PROBLEM: Leave out every picture, then transcribe the rest of the listing exactly.

Stored data
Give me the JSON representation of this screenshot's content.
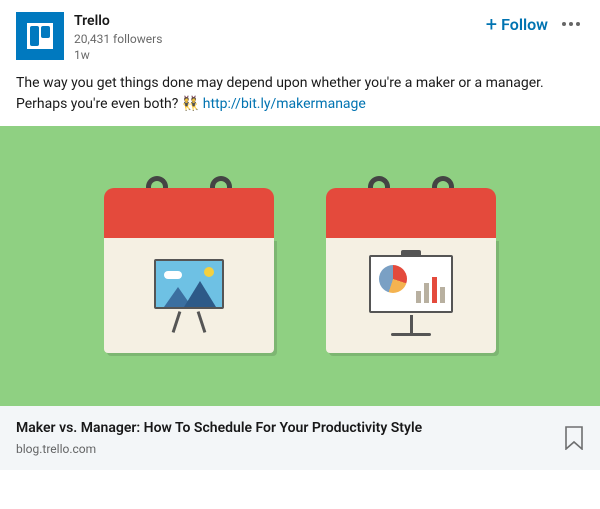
{
  "header": {
    "name": "Trello",
    "followers": "20,431 followers",
    "time": "1w",
    "follow_label": "Follow"
  },
  "post": {
    "text": "The way you get things done may depend upon whether you're a maker or a manager. Perhaps you're even both? ",
    "emoji": "👯",
    "link_text": "http://bit.ly/makermanage"
  },
  "card": {
    "title": "Maker vs. Manager: How To Schedule For Your Productivity Style",
    "domain": "blog.trello.com"
  }
}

WRITTEN RESPONSE:
Give me the JSON representation of this screenshot's content.
{
  "header": {
    "name": "Trello",
    "followers": "20,431 followers",
    "time": "1w",
    "follow_label": "Follow"
  },
  "post": {
    "text": "The way you get things done may depend upon whether you're a maker or a manager. Perhaps you're even both? ",
    "emoji": "👯",
    "link_text": "http://bit.ly/makermanage"
  },
  "card": {
    "title": "Maker vs. Manager: How To Schedule For Your Productivity Style",
    "domain": "blog.trello.com"
  }
}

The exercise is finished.